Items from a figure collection
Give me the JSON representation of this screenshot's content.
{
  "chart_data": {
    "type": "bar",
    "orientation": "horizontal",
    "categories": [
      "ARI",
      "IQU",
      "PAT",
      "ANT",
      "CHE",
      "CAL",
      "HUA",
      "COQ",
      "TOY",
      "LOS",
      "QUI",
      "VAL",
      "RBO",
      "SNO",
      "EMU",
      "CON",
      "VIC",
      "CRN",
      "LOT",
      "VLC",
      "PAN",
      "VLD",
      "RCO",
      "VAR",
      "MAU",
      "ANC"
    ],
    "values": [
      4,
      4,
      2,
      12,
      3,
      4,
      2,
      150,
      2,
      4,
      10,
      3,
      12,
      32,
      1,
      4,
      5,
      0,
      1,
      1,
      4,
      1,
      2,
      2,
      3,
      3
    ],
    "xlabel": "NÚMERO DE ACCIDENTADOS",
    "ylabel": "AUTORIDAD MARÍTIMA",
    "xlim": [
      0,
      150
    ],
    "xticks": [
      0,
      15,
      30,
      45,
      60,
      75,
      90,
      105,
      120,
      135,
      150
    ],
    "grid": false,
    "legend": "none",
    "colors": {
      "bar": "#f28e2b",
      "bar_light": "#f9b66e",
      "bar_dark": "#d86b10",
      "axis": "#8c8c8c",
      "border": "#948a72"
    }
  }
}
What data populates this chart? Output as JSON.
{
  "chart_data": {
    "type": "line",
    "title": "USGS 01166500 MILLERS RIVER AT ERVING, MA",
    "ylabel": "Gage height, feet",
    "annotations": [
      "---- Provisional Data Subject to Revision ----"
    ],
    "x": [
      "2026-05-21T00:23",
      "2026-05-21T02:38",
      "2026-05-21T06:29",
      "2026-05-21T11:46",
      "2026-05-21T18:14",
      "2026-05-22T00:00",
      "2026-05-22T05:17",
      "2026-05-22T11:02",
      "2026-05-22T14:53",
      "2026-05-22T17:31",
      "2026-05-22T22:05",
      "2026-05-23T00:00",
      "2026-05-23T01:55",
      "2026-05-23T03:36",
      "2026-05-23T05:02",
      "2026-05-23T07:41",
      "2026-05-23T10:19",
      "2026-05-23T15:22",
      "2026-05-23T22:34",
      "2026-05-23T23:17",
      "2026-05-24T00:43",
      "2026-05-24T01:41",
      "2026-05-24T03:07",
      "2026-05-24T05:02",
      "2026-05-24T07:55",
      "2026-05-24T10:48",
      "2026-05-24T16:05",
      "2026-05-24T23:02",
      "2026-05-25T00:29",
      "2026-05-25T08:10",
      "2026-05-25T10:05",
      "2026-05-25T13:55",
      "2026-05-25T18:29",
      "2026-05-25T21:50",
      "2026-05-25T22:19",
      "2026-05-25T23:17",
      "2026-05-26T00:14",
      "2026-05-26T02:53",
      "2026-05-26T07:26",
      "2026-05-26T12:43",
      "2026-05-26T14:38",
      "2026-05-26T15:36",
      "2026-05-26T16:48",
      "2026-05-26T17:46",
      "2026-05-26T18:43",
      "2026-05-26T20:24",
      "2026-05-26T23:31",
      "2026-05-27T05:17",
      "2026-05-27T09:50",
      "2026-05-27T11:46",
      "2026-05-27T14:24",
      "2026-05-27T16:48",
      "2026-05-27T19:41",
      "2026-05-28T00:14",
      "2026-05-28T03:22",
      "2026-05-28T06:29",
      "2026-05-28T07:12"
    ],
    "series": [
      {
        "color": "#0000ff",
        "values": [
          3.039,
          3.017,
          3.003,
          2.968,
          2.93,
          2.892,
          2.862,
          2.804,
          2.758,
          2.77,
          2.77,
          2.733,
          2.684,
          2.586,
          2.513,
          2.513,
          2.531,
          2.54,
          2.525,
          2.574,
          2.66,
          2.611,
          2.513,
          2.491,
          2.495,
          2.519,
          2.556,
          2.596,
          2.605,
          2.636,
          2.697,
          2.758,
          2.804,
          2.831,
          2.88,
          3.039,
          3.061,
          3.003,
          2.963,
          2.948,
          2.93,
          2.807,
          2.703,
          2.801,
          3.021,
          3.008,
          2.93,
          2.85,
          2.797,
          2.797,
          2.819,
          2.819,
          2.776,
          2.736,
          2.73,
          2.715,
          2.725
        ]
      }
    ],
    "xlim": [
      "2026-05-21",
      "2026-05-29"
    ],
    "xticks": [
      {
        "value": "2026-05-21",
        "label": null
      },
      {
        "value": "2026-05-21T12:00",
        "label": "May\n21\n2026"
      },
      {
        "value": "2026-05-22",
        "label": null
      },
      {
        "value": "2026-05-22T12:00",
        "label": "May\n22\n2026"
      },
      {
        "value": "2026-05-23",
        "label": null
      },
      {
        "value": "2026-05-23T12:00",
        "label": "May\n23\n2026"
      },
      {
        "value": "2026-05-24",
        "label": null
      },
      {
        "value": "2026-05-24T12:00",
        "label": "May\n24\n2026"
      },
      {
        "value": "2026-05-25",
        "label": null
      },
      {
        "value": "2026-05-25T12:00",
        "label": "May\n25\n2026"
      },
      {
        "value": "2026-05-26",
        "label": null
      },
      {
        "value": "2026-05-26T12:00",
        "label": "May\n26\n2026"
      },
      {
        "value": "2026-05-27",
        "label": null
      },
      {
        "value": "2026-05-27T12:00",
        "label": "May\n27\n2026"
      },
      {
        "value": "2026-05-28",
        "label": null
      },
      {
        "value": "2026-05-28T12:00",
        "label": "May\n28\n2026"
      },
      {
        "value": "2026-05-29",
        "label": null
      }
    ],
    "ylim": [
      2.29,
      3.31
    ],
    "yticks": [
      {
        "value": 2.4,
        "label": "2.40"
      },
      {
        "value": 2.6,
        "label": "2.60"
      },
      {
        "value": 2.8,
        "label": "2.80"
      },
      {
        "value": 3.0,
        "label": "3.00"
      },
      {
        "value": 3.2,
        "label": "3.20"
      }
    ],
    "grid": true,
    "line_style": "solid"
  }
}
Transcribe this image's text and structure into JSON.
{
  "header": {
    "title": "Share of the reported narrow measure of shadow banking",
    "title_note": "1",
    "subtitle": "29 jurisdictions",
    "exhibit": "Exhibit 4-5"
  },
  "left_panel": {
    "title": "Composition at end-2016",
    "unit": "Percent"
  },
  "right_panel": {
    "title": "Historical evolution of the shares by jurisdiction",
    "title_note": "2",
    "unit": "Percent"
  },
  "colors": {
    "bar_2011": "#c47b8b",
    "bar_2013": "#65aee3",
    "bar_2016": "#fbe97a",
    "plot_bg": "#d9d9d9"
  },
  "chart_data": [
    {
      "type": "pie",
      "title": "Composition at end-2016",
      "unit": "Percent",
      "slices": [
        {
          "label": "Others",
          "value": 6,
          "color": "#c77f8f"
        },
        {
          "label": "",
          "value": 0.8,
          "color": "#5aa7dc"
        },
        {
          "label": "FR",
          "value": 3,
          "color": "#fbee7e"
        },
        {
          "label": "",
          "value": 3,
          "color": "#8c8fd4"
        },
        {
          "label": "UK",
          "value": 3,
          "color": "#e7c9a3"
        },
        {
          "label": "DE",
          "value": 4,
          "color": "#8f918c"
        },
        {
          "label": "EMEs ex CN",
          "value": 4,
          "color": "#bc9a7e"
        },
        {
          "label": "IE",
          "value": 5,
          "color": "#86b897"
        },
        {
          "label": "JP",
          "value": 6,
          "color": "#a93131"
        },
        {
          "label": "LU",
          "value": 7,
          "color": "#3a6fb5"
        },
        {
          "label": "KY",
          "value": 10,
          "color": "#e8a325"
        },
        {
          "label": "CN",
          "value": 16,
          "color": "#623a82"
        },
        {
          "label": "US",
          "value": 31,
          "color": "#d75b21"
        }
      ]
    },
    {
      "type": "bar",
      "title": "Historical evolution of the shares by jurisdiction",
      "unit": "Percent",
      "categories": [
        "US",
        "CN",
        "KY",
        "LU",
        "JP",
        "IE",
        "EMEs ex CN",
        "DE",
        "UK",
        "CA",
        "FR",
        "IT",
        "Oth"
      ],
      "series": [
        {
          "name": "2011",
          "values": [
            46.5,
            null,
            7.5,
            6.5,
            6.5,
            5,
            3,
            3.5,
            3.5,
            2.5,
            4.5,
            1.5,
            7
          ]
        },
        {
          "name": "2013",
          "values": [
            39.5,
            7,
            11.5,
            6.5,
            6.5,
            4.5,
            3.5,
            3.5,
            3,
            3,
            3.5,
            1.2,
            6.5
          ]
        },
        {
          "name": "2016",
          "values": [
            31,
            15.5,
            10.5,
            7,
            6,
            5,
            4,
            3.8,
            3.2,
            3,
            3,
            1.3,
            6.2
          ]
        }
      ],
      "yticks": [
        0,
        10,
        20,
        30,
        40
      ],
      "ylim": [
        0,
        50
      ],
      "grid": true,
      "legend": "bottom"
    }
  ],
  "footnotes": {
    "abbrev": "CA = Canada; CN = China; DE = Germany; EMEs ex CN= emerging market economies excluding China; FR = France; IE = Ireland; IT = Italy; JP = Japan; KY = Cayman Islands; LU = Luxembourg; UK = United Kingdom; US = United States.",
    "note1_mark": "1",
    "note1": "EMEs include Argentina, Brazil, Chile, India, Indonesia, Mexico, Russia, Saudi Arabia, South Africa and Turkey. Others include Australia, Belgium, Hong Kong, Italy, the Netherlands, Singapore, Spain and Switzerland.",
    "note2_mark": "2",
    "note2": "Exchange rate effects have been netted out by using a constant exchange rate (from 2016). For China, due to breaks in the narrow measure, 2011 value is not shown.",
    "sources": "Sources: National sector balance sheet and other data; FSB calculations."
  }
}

- Instructions for the task
Look for the word "Italy" and return every line where it occurs.

- Answer
    "abbrev": "CA = Canada; CN = China; DE = Germany; EMEs ex CN= emerging market economies excluding China; FR = France; IE = Ireland; IT = Italy; JP = Japan; KY = Cayman Islands; LU = Luxembourg; UK = United Kingdom; US = United States.",
    "note1": "EMEs include Argentina, Brazil, Chile, India, Indonesia, Mexico, Russia, Saudi Arabia, South Africa and Turkey. Others include Australia, Belgium, Hong Kong, Italy, the Netherlands, Singapore, Spain and Switzerland.",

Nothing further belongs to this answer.